# [BRIEF]
Set all the material down again unchanged, without the pictures.

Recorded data

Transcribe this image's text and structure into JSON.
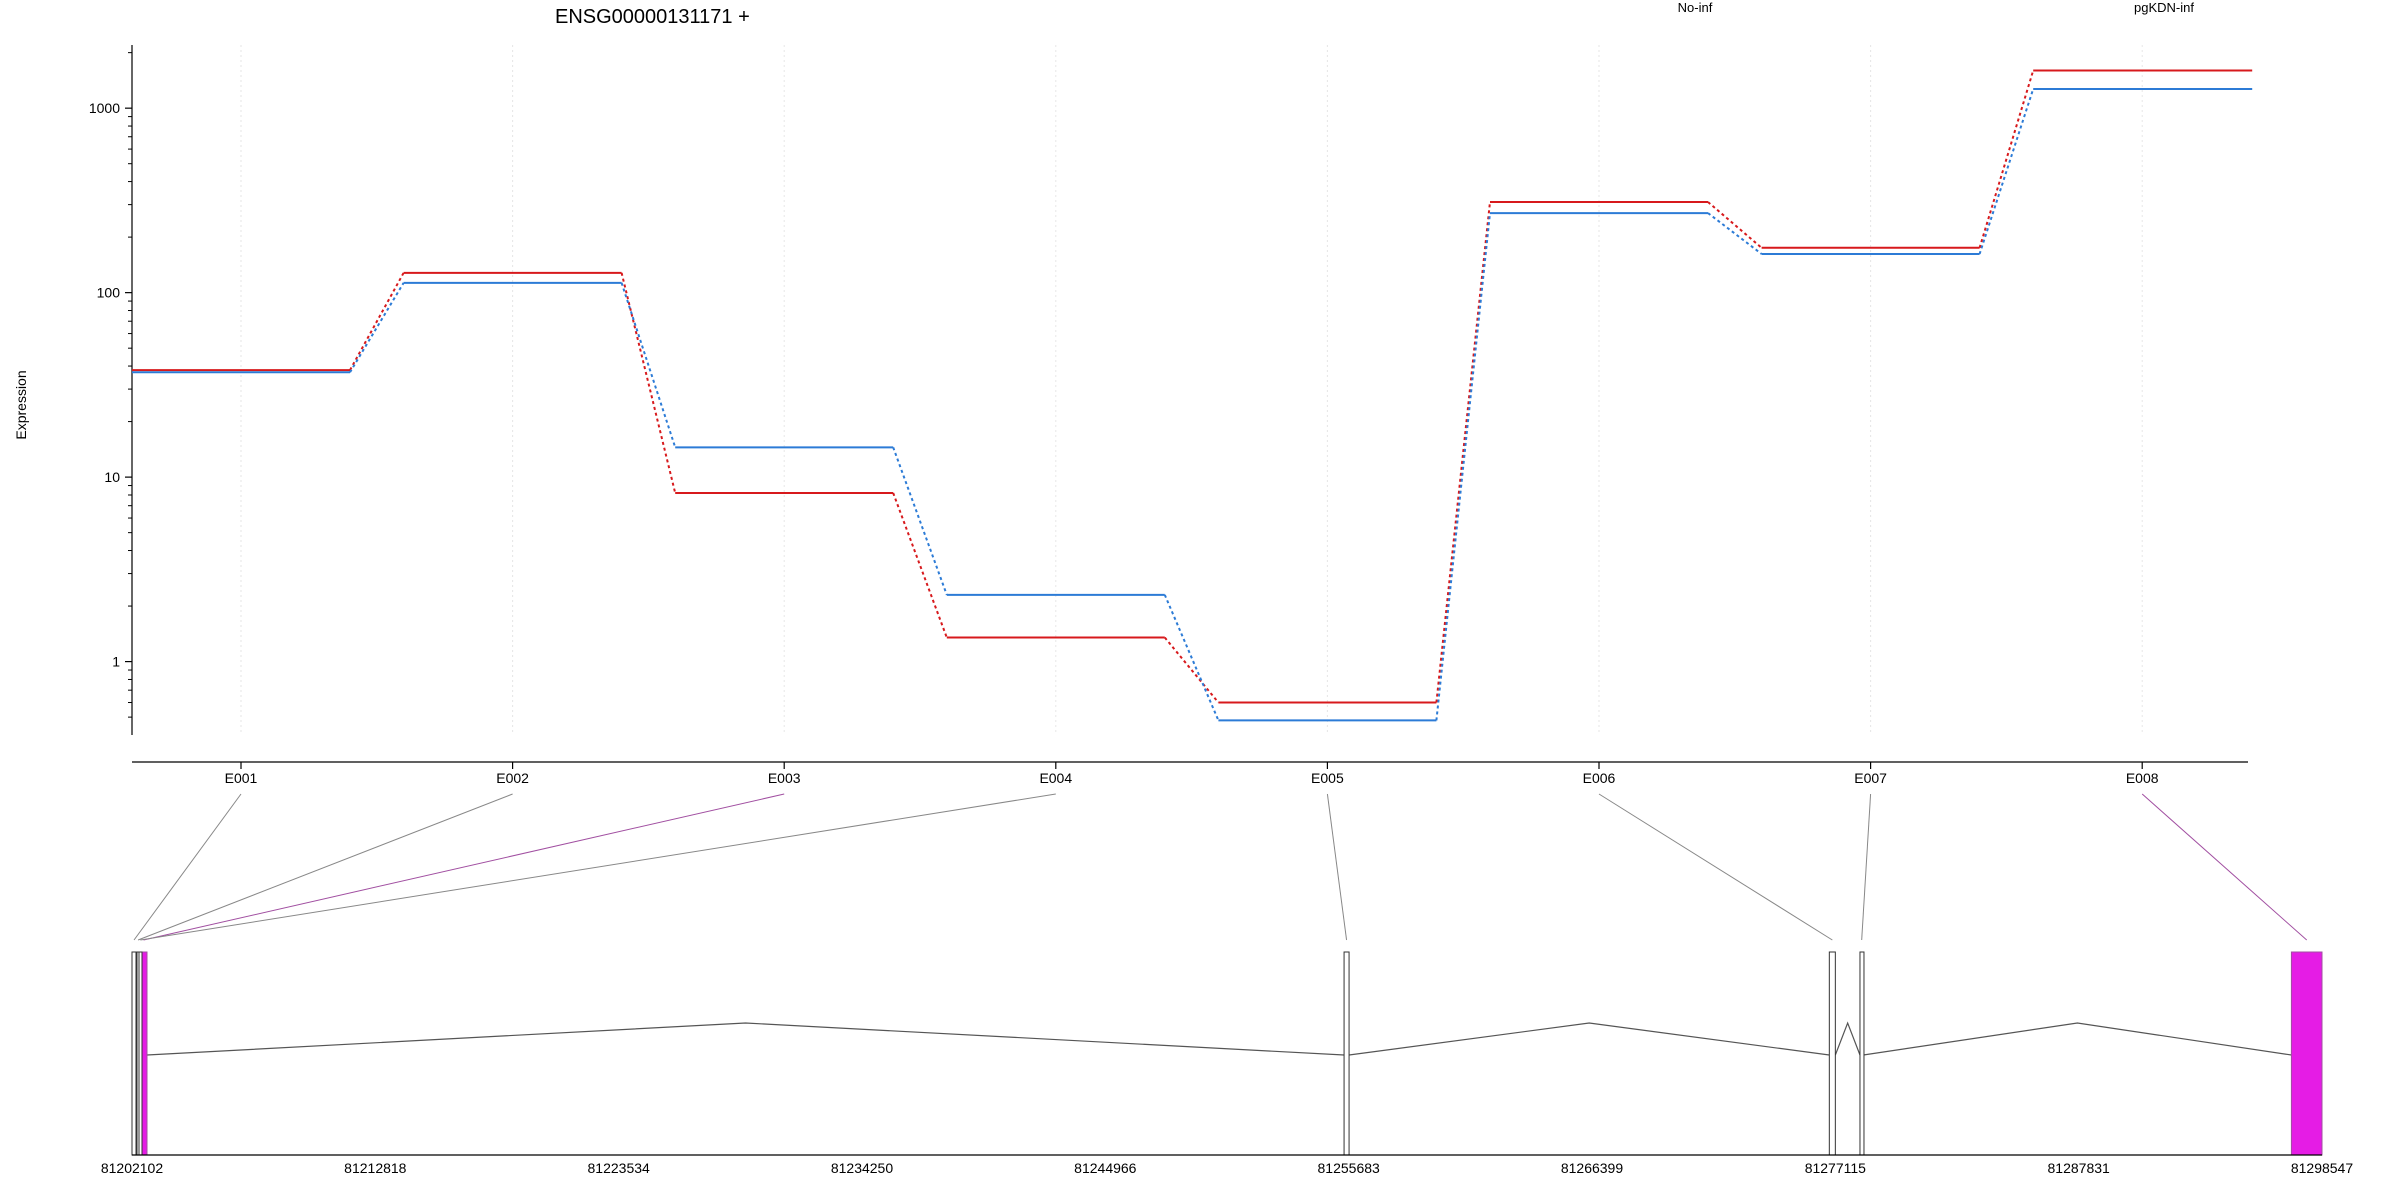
{
  "colors": {
    "series_no_inf": "#d7191c",
    "series_pgkdn_inf": "#2c7bd6",
    "highlight_exon": "#e51ce5",
    "highlight_line": "#a14fa1",
    "axis": "#000000",
    "grid": "#e6e6e6",
    "gene_line": "#555555",
    "connector": "#888888"
  },
  "chart_data": [
    {
      "type": "line",
      "title": "ENSG00000131171 +",
      "ylabel": "Expression",
      "xlabel": "",
      "y_scale": "log",
      "ylim": [
        0.4,
        2200
      ],
      "y_ticks": [
        {
          "value": 1,
          "label": "1"
        },
        {
          "value": 10,
          "label": "10"
        },
        {
          "value": 100,
          "label": "100"
        },
        {
          "value": 1000,
          "label": "1000"
        }
      ],
      "categories": [
        "E001",
        "E002",
        "E003",
        "E004",
        "E005",
        "E006",
        "E007",
        "E008"
      ],
      "grid": "vertical",
      "legend_position": "top",
      "series": [
        {
          "name": "No-inf",
          "color": "#d7191c",
          "values": [
            38,
            128,
            8.2,
            1.35,
            0.6,
            310,
            175,
            1600
          ]
        },
        {
          "name": "pgKDN-inf",
          "color": "#2c7bd6",
          "values": [
            37,
            113,
            14.5,
            2.3,
            0.48,
            270,
            162,
            1270
          ]
        }
      ]
    },
    {
      "type": "gene_model",
      "strand": "+",
      "xlim": [
        81202102,
        81298547
      ],
      "x_ticks": [
        "81202102",
        "81212818",
        "81223534",
        "81234250",
        "81244966",
        "81255683",
        "81266399",
        "81277115",
        "81287831",
        "81298547"
      ],
      "exons": [
        {
          "id": "E001",
          "start": 81202102,
          "end": 81202280,
          "highlight": false
        },
        {
          "id": "E002",
          "start": 81202300,
          "end": 81202440,
          "highlight": false
        },
        {
          "id": "E003",
          "start": 81202460,
          "end": 81202760,
          "highlight": true
        },
        {
          "id": "E004",
          "start": 81202420,
          "end": 81202520,
          "highlight": false
        },
        {
          "id": "E005",
          "start": 81255480,
          "end": 81255700,
          "highlight": false
        },
        {
          "id": "E006",
          "start": 81276850,
          "end": 81277115,
          "highlight": false
        },
        {
          "id": "E007",
          "start": 81278200,
          "end": 81278350,
          "highlight": false
        },
        {
          "id": "E008",
          "start": 81297200,
          "end": 81298547,
          "highlight": true
        }
      ]
    }
  ]
}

# [FINAL ANSWER]
Transcribe this image's text and structure into JSON.
{
  "colors": {
    "series_no_inf": "#d7191c",
    "series_pgkdn_inf": "#2c7bd6",
    "highlight_exon": "#e51ce5",
    "highlight_line": "#a14fa1",
    "axis": "#000000",
    "grid": "#e6e6e6",
    "gene_line": "#555555",
    "connector": "#888888"
  },
  "chart_data": [
    {
      "type": "line",
      "title": "ENSG00000131171 +",
      "ylabel": "Expression",
      "xlabel": "",
      "y_scale": "log",
      "ylim": [
        0.4,
        2200
      ],
      "y_ticks": [
        {
          "value": 1,
          "label": "1"
        },
        {
          "value": 10,
          "label": "10"
        },
        {
          "value": 100,
          "label": "100"
        },
        {
          "value": 1000,
          "label": "1000"
        }
      ],
      "categories": [
        "E001",
        "E002",
        "E003",
        "E004",
        "E005",
        "E006",
        "E007",
        "E008"
      ],
      "grid": "vertical",
      "legend_position": "top",
      "series": [
        {
          "name": "No-inf",
          "color": "#d7191c",
          "values": [
            38,
            128,
            8.2,
            1.35,
            0.6,
            310,
            175,
            1600
          ]
        },
        {
          "name": "pgKDN-inf",
          "color": "#2c7bd6",
          "values": [
            37,
            113,
            14.5,
            2.3,
            0.48,
            270,
            162,
            1270
          ]
        }
      ]
    },
    {
      "type": "gene_model",
      "strand": "+",
      "xlim": [
        81202102,
        81298547
      ],
      "x_ticks": [
        "81202102",
        "81212818",
        "81223534",
        "81234250",
        "81244966",
        "81255683",
        "81266399",
        "81277115",
        "81287831",
        "81298547"
      ],
      "exons": [
        {
          "id": "E001",
          "start": 81202102,
          "end": 81202280,
          "highlight": false
        },
        {
          "id": "E002",
          "start": 81202300,
          "end": 81202440,
          "highlight": false
        },
        {
          "id": "E003",
          "start": 81202460,
          "end": 81202760,
          "highlight": true
        },
        {
          "id": "E004",
          "start": 81202420,
          "end": 81202520,
          "highlight": false
        },
        {
          "id": "E005",
          "start": 81255480,
          "end": 81255700,
          "highlight": false
        },
        {
          "id": "E006",
          "start": 81276850,
          "end": 81277115,
          "highlight": false
        },
        {
          "id": "E007",
          "start": 81278200,
          "end": 81278350,
          "highlight": false
        },
        {
          "id": "E008",
          "start": 81297200,
          "end": 81298547,
          "highlight": true
        }
      ]
    }
  ]
}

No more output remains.